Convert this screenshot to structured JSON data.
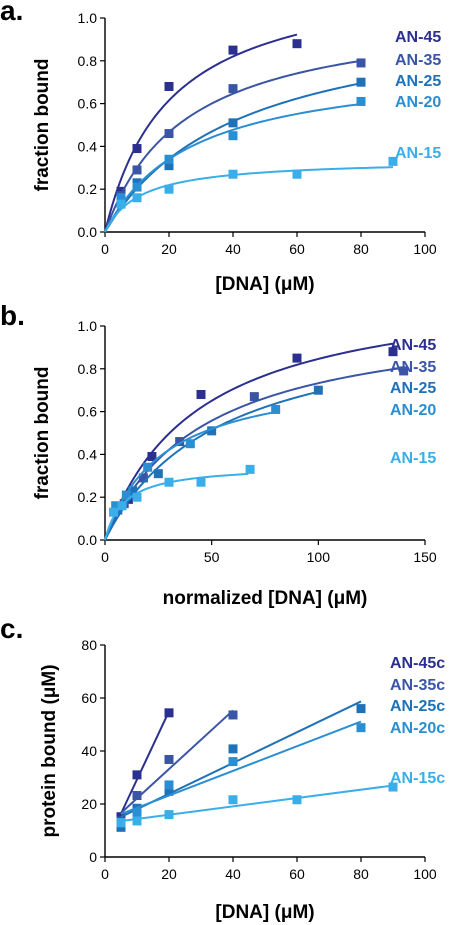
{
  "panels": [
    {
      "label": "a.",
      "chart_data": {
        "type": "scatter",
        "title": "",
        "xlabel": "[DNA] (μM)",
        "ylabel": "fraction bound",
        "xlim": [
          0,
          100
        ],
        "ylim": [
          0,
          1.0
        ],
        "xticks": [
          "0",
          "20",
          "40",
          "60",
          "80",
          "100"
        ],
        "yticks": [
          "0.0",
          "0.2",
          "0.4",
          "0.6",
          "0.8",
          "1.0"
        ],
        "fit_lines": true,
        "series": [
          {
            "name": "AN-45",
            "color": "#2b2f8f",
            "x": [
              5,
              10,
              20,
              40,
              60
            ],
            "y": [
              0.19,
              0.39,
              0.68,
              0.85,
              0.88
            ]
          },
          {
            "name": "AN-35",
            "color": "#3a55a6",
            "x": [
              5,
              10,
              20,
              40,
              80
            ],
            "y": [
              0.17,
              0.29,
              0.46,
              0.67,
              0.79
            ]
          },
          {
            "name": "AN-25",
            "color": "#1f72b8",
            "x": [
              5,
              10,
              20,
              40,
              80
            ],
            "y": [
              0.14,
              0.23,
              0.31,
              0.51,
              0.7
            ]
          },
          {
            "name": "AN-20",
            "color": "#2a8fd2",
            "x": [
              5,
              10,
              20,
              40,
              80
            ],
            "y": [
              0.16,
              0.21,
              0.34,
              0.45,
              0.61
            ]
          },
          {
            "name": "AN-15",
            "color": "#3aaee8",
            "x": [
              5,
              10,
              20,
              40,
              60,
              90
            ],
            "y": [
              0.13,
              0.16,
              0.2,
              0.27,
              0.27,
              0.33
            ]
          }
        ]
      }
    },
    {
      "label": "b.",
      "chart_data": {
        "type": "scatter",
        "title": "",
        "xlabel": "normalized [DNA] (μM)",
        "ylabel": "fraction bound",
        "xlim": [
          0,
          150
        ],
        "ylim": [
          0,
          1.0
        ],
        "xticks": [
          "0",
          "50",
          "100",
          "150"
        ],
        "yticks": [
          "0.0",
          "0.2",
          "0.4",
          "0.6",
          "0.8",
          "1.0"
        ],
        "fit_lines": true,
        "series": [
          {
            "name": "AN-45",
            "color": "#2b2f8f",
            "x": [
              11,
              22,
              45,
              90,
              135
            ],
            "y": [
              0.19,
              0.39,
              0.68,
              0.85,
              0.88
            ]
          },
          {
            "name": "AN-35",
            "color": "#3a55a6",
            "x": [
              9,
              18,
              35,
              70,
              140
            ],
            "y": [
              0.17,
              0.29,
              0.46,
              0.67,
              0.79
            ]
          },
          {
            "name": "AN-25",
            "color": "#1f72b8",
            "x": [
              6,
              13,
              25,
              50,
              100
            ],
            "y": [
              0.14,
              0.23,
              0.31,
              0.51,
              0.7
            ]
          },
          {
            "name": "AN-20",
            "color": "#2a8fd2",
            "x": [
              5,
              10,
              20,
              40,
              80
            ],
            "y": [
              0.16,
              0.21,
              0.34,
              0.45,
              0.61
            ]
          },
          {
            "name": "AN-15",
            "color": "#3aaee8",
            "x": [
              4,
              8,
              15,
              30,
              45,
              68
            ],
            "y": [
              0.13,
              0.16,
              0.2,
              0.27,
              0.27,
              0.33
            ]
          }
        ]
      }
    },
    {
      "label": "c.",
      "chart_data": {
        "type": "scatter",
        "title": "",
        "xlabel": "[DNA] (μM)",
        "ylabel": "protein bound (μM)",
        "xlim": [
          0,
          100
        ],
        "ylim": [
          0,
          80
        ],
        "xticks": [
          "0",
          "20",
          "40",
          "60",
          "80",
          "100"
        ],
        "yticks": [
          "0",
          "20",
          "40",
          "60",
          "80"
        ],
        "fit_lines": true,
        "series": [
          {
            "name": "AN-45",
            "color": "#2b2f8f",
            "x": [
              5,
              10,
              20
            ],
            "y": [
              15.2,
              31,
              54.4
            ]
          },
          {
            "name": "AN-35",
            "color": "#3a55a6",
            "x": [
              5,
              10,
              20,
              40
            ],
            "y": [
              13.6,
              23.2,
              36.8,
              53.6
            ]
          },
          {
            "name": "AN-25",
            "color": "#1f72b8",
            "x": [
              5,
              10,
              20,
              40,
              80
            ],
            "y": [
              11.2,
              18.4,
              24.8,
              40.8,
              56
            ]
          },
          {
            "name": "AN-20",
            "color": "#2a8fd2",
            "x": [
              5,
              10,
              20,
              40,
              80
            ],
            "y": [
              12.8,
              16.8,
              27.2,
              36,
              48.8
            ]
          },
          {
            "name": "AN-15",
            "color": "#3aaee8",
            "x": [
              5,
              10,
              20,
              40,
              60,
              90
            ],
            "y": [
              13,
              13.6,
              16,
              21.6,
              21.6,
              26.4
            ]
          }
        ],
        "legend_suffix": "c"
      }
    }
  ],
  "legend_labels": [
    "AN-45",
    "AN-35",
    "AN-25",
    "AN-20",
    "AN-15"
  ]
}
....................
• WHAT YOU NEED TO DO: Could you give the material above again, exactly and without its pictures?

• WRITTEN ANSWER:
Convert this screenshot to structured JSON data.
{
  "panels": [
    {
      "label": "a.",
      "chart_data": {
        "type": "scatter",
        "title": "",
        "xlabel": "[DNA] (μM)",
        "ylabel": "fraction bound",
        "xlim": [
          0,
          100
        ],
        "ylim": [
          0,
          1.0
        ],
        "xticks": [
          "0",
          "20",
          "40",
          "60",
          "80",
          "100"
        ],
        "yticks": [
          "0.0",
          "0.2",
          "0.4",
          "0.6",
          "0.8",
          "1.0"
        ],
        "fit_lines": true,
        "series": [
          {
            "name": "AN-45",
            "color": "#2b2f8f",
            "x": [
              5,
              10,
              20,
              40,
              60
            ],
            "y": [
              0.19,
              0.39,
              0.68,
              0.85,
              0.88
            ]
          },
          {
            "name": "AN-35",
            "color": "#3a55a6",
            "x": [
              5,
              10,
              20,
              40,
              80
            ],
            "y": [
              0.17,
              0.29,
              0.46,
              0.67,
              0.79
            ]
          },
          {
            "name": "AN-25",
            "color": "#1f72b8",
            "x": [
              5,
              10,
              20,
              40,
              80
            ],
            "y": [
              0.14,
              0.23,
              0.31,
              0.51,
              0.7
            ]
          },
          {
            "name": "AN-20",
            "color": "#2a8fd2",
            "x": [
              5,
              10,
              20,
              40,
              80
            ],
            "y": [
              0.16,
              0.21,
              0.34,
              0.45,
              0.61
            ]
          },
          {
            "name": "AN-15",
            "color": "#3aaee8",
            "x": [
              5,
              10,
              20,
              40,
              60,
              90
            ],
            "y": [
              0.13,
              0.16,
              0.2,
              0.27,
              0.27,
              0.33
            ]
          }
        ]
      }
    },
    {
      "label": "b.",
      "chart_data": {
        "type": "scatter",
        "title": "",
        "xlabel": "normalized [DNA] (μM)",
        "ylabel": "fraction bound",
        "xlim": [
          0,
          150
        ],
        "ylim": [
          0,
          1.0
        ],
        "xticks": [
          "0",
          "50",
          "100",
          "150"
        ],
        "yticks": [
          "0.0",
          "0.2",
          "0.4",
          "0.6",
          "0.8",
          "1.0"
        ],
        "fit_lines": true,
        "series": [
          {
            "name": "AN-45",
            "color": "#2b2f8f",
            "x": [
              11,
              22,
              45,
              90,
              135
            ],
            "y": [
              0.19,
              0.39,
              0.68,
              0.85,
              0.88
            ]
          },
          {
            "name": "AN-35",
            "color": "#3a55a6",
            "x": [
              9,
              18,
              35,
              70,
              140
            ],
            "y": [
              0.17,
              0.29,
              0.46,
              0.67,
              0.79
            ]
          },
          {
            "name": "AN-25",
            "color": "#1f72b8",
            "x": [
              6,
              13,
              25,
              50,
              100
            ],
            "y": [
              0.14,
              0.23,
              0.31,
              0.51,
              0.7
            ]
          },
          {
            "name": "AN-20",
            "color": "#2a8fd2",
            "x": [
              5,
              10,
              20,
              40,
              80
            ],
            "y": [
              0.16,
              0.21,
              0.34,
              0.45,
              0.61
            ]
          },
          {
            "name": "AN-15",
            "color": "#3aaee8",
            "x": [
              4,
              8,
              15,
              30,
              45,
              68
            ],
            "y": [
              0.13,
              0.16,
              0.2,
              0.27,
              0.27,
              0.33
            ]
          }
        ]
      }
    },
    {
      "label": "c.",
      "chart_data": {
        "type": "scatter",
        "title": "",
        "xlabel": "[DNA] (μM)",
        "ylabel": "protein bound (μM)",
        "xlim": [
          0,
          100
        ],
        "ylim": [
          0,
          80
        ],
        "xticks": [
          "0",
          "20",
          "40",
          "60",
          "80",
          "100"
        ],
        "yticks": [
          "0",
          "20",
          "40",
          "60",
          "80"
        ],
        "fit_lines": true,
        "series": [
          {
            "name": "AN-45",
            "color": "#2b2f8f",
            "x": [
              5,
              10,
              20
            ],
            "y": [
              15.2,
              31,
              54.4
            ]
          },
          {
            "name": "AN-35",
            "color": "#3a55a6",
            "x": [
              5,
              10,
              20,
              40
            ],
            "y": [
              13.6,
              23.2,
              36.8,
              53.6
            ]
          },
          {
            "name": "AN-25",
            "color": "#1f72b8",
            "x": [
              5,
              10,
              20,
              40,
              80
            ],
            "y": [
              11.2,
              18.4,
              24.8,
              40.8,
              56
            ]
          },
          {
            "name": "AN-20",
            "color": "#2a8fd2",
            "x": [
              5,
              10,
              20,
              40,
              80
            ],
            "y": [
              12.8,
              16.8,
              27.2,
              36,
              48.8
            ]
          },
          {
            "name": "AN-15",
            "color": "#3aaee8",
            "x": [
              5,
              10,
              20,
              40,
              60,
              90
            ],
            "y": [
              13,
              13.6,
              16,
              21.6,
              21.6,
              26.4
            ]
          }
        ],
        "legend_suffix": "c"
      }
    }
  ],
  "legend_labels": [
    "AN-45",
    "AN-35",
    "AN-25",
    "AN-20",
    "AN-15"
  ]
}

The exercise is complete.